▸ STATED GOAL
Every record must be transcribed in its entirety, apart from the images, which are to be omitted.

________

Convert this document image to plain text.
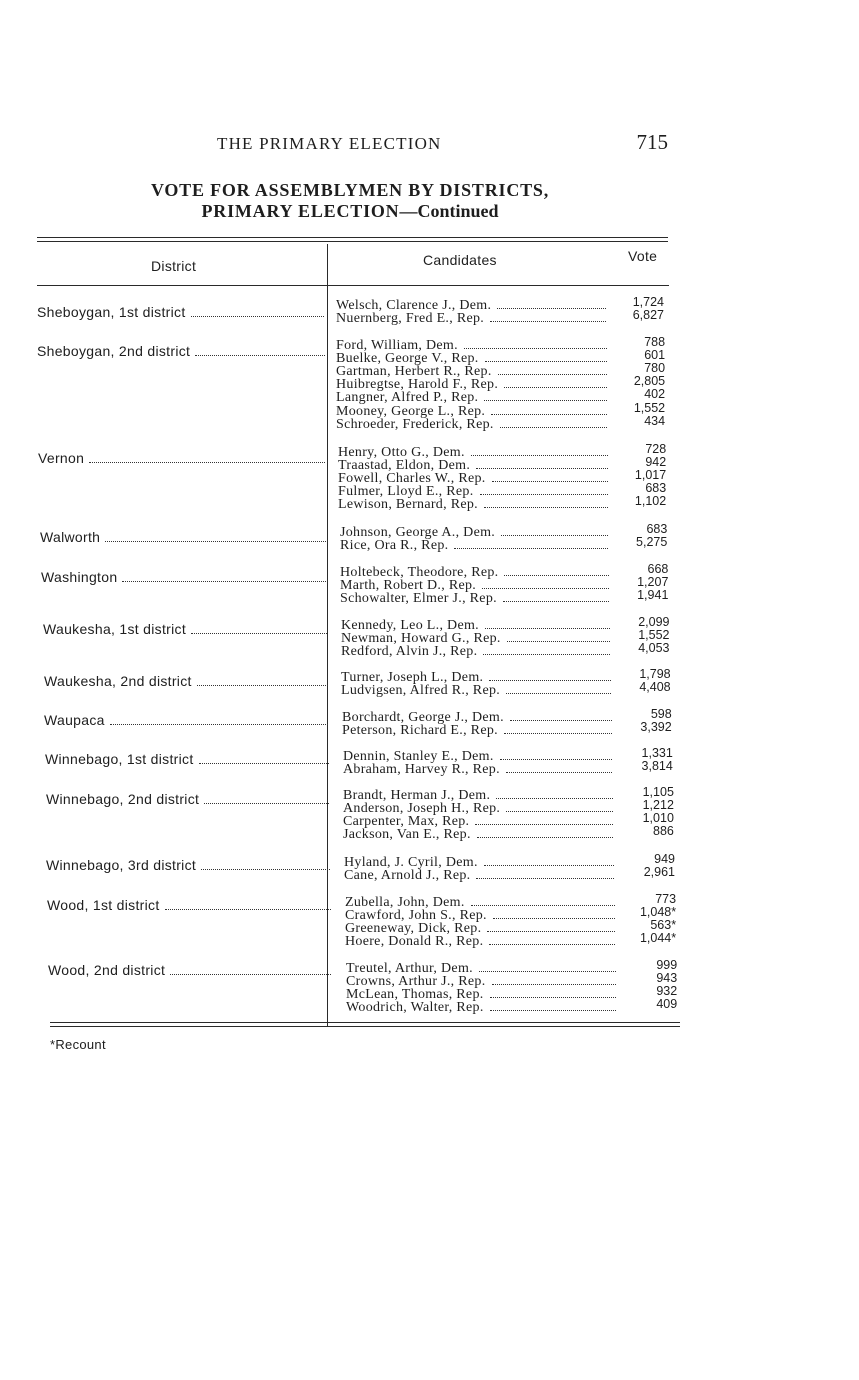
THE PRIMARY ELECTION	715
VOTE FOR ASSEMBLYMEN BY DISTRICTS,
PRIMARY ELECTION—Continued
District	Candidates	Vote
Sheboygan, 1st district	Welsch, Clarence J., Dem.	1,724
Nuernberg, Fred E., Rep.	6,827
Sheboygan, 2nd district	Ford, William, Dem.	788
Buelke, George V., Rep.	601
Gartman, Herbert R., Rep.	780
Huibregtse, Harold F., Rep.	2,805
Langner, Alfred P., Rep.	402
Mooney, George L., Rep.	1,552
Schroeder, Frederick, Rep.	434
Vernon	Henry, Otto G., Dem.	728
Traastad, Eldon, Dem.	942
Fowell, Charles W., Rep.	1,017
Fulmer, Lloyd E., Rep.	683
Lewison, Bernard, Rep.	1,102
Walworth	Johnson, George A., Dem.	683
Rice, Ora R., Rep.	5,275
Washington	Holtebeck, Theodore, Rep.	668
Marth, Robert D., Rep.	1,207
Schowalter, Elmer J., Rep.	1,941
Waukesha, 1st district	Kennedy, Leo L., Dem.	2,099
Newman, Howard G., Rep.	1,552
Redford, Alvin J., Rep.	4,053
Waukesha, 2nd district	Turner, Joseph L., Dem.	1,798
Ludvigsen, Alfred R., Rep.	4,408
Waupaca	Borchardt, George J., Dem.	598
Peterson, Richard E., Rep.	3,392
Winnebago, 1st district	Dennin, Stanley E., Dem.	1,331
Abraham, Harvey R., Rep.	3,814
Winnebago, 2nd district	Brandt, Herman J., Dem.	1,105
Anderson, Joseph H., Rep.	1,212
Carpenter, Max, Rep.	1,010
Jackson, Van E., Rep.	886
Winnebago, 3rd district	Hyland, J. Cyril, Dem.	949
Cane, Arnold J., Rep.	2,961
Wood, 1st district	Zubella, John, Dem.	773
Crawford, John S., Rep.	1,048*
Greeneway, Dick, Rep.	563*
Hoere, Donald R., Rep.	1,044*
Wood, 2nd district	Treutel, Arthur, Dem.	999
Crowns, Arthur J., Rep.	943
McLean, Thomas, Rep.	932
Woodrich, Walter, Rep.	409
*Recount
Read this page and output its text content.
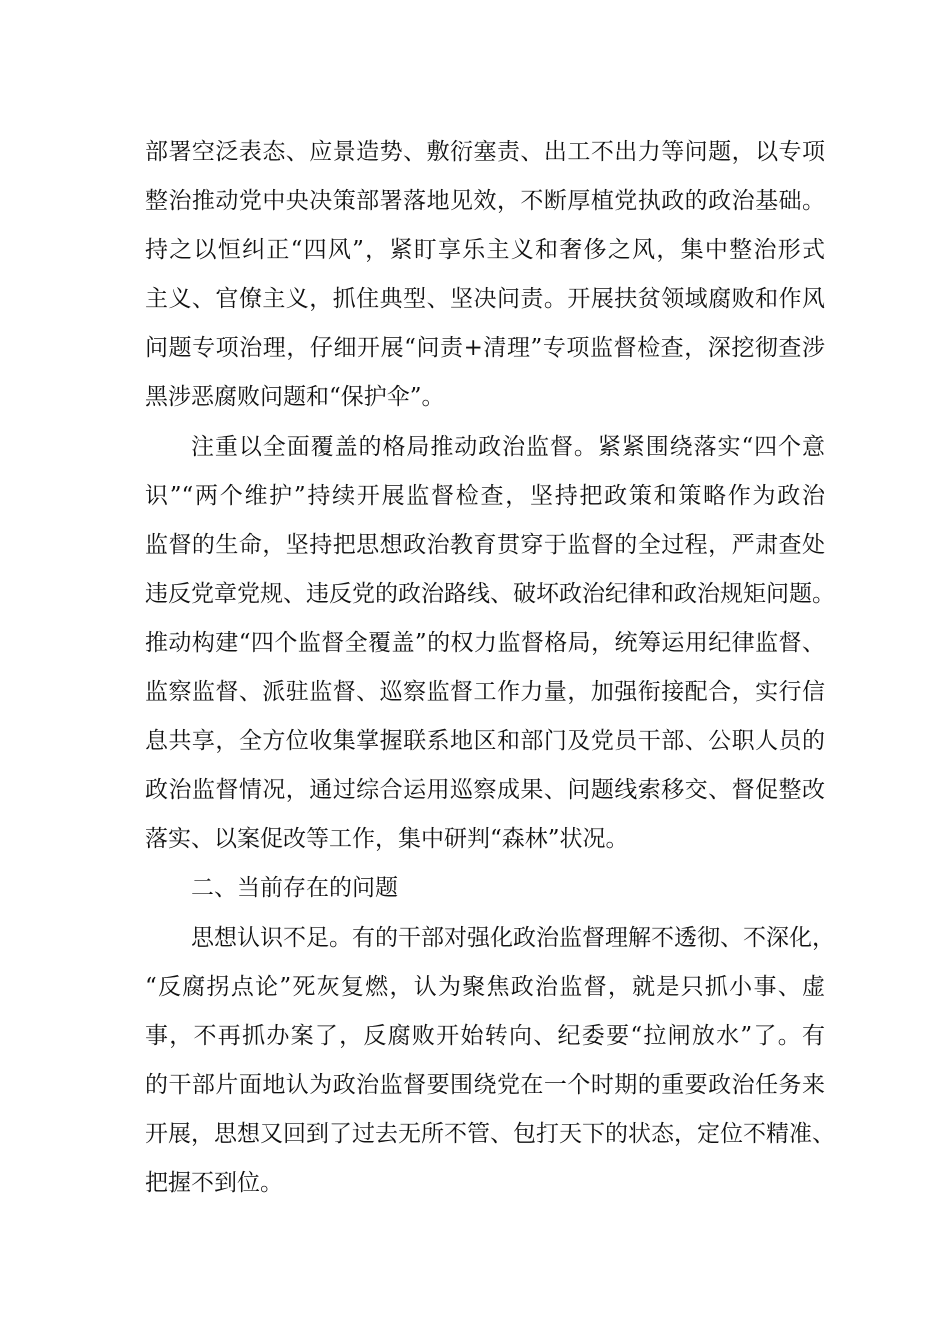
部署空泛表态、应景造势、敷衍塞责、出工不出力等问题，以专项
整治推动党中央决策部署落地见效，不断厚植党执政的政治基础。
持之以恒纠正“四风”，紧盯享乐主义和奢侈之风，集中整治形式
主义、官僚主义，抓住典型、坚决问责。开展扶贫领域腐败和作风
问题专项治理，仔细开展“问责+清理”专项监督检查，深挖彻查涉
黑涉恶腐败问题和“保护伞”。
注重以全面覆盖的格局推动政治监督。紧紧围绕落实“四个意
识”“两个维护”持续开展监督检查，坚持把政策和策略作为政治
监督的生命，坚持把思想政治教育贯穿于监督的全过程，严肃查处
违反党章党规、违反党的政治路线、破坏政治纪律和政治规矩问题。
推动构建“四个监督全覆盖”的权力监督格局，统筹运用纪律监督、
监察监督、派驻监督、巡察监督工作力量，加强衔接配合，实行信
息共享，全方位收集掌握联系地区和部门及党员干部、公职人员的
政治监督情况，通过综合运用巡察成果、问题线索移交、督促整改
落实、以案促改等工作，集中研判“森林”状况。
二、当前存在的问题
思想认识不足。有的干部对强化政治监督理解不透彻、不深化，
“反腐拐点论”死灰复燃，认为聚焦政治监督，就是只抓小事、虚
事，不再抓办案了，反腐败开始转向、纪委要“拉闸放水”了。有
的干部片面地认为政治监督要围绕党在一个时期的重要政治任务来
开展，思想又回到了过去无所不管、包打天下的状态，定位不精准、
把握不到位。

________

▸ EXPECTED OUTPUT
Convert this document image to plain text.
THE PRIMARY ELECTION	715
VOTE FOR ASSEMBLYMEN BY DISTRICTS,
PRIMARY ELECTION—Continued
District	Candidates	Vote
Sheboygan, 1st district	Welsch, Clarence J., Dem.	1,724
Nuernberg, Fred E., Rep.	6,827
Sheboygan, 2nd district	Ford, William, Dem.	788
Buelke, George V., Rep.	601
Gartman, Herbert R., Rep.	780
Huibregtse, Harold F., Rep.	2,805
Langner, Alfred P., Rep.	402
Mooney, George L., Rep.	1,552
Schroeder, Frederick, Rep.	434
Vernon	Henry, Otto G., Dem.	728
Traastad, Eldon, Dem.	942
Fowell, Charles W., Rep.	1,017
Fulmer, Lloyd E., Rep.	683
Lewison, Bernard, Rep.	1,102
Walworth	Johnson, George A., Dem.	683
Rice, Ora R., Rep.	5,275
Washington	Holtebeck, Theodore, Rep.	668
Marth, Robert D., Rep.	1,207
Schowalter, Elmer J., Rep.	1,941
Waukesha, 1st district	Kennedy, Leo L., Dem.	2,099
Newman, Howard G., Rep.	1,552
Redford, Alvin J., Rep.	4,053
Waukesha, 2nd district	Turner, Joseph L., Dem.	1,798
Ludvigsen, Alfred R., Rep.	4,408
Waupaca	Borchardt, George J., Dem.	598
Peterson, Richard E., Rep.	3,392
Winnebago, 1st district	Dennin, Stanley E., Dem.	1,331
Abraham, Harvey R., Rep.	3,814
Winnebago, 2nd district	Brandt, Herman J., Dem.	1,105
Anderson, Joseph H., Rep.	1,212
Carpenter, Max, Rep.	1,010
Jackson, Van E., Rep.	886
Winnebago, 3rd district	Hyland, J. Cyril, Dem.	949
Cane, Arnold J., Rep.	2,961
Wood, 1st district	Zubella, John, Dem.	773
Crawford, John S., Rep.	1,048*
Greeneway, Dick, Rep.	563*
Hoere, Donald R., Rep.	1,044*
Wood, 2nd district	Treutel, Arthur, Dem.	999
Crowns, Arthur J., Rep.	943
McLean, Thomas, Rep.	932
Woodrich, Walter, Rep.	409
*Recount
Read this page and output its text content.
部署空泛表态、应景造势、敷衍塞责、出工不出力等问题，以专项
整治推动党中央决策部署落地见效，不断厚植党执政的政治基础。
持之以恒纠正“四风”，紧盯享乐主义和奢侈之风，集中整治形式
主义、官僚主义，抓住典型、坚决问责。开展扶贫领域腐败和作风
问题专项治理，仔细开展“问责+清理”专项监督检查，深挖彻查涉
黑涉恶腐败问题和“保护伞”。
注重以全面覆盖的格局推动政治监督。紧紧围绕落实“四个意
识”“两个维护”持续开展监督检查，坚持把政策和策略作为政治
监督的生命，坚持把思想政治教育贯穿于监督的全过程，严肃查处
违反党章党规、违反党的政治路线、破坏政治纪律和政治规矩问题。
推动构建“四个监督全覆盖”的权力监督格局，统筹运用纪律监督、
监察监督、派驻监督、巡察监督工作力量，加强衔接配合，实行信
息共享，全方位收集掌握联系地区和部门及党员干部、公职人员的
政治监督情况，通过综合运用巡察成果、问题线索移交、督促整改
落实、以案促改等工作，集中研判“森林”状况。
二、当前存在的问题
思想认识不足。有的干部对强化政治监督理解不透彻、不深化，
“反腐拐点论”死灰复燃，认为聚焦政治监督，就是只抓小事、虚
事，不再抓办案了，反腐败开始转向、纪委要“拉闸放水”了。有
的干部片面地认为政治监督要围绕党在一个时期的重要政治任务来
开展，思想又回到了过去无所不管、包打天下的状态，定位不精准、
把握不到位。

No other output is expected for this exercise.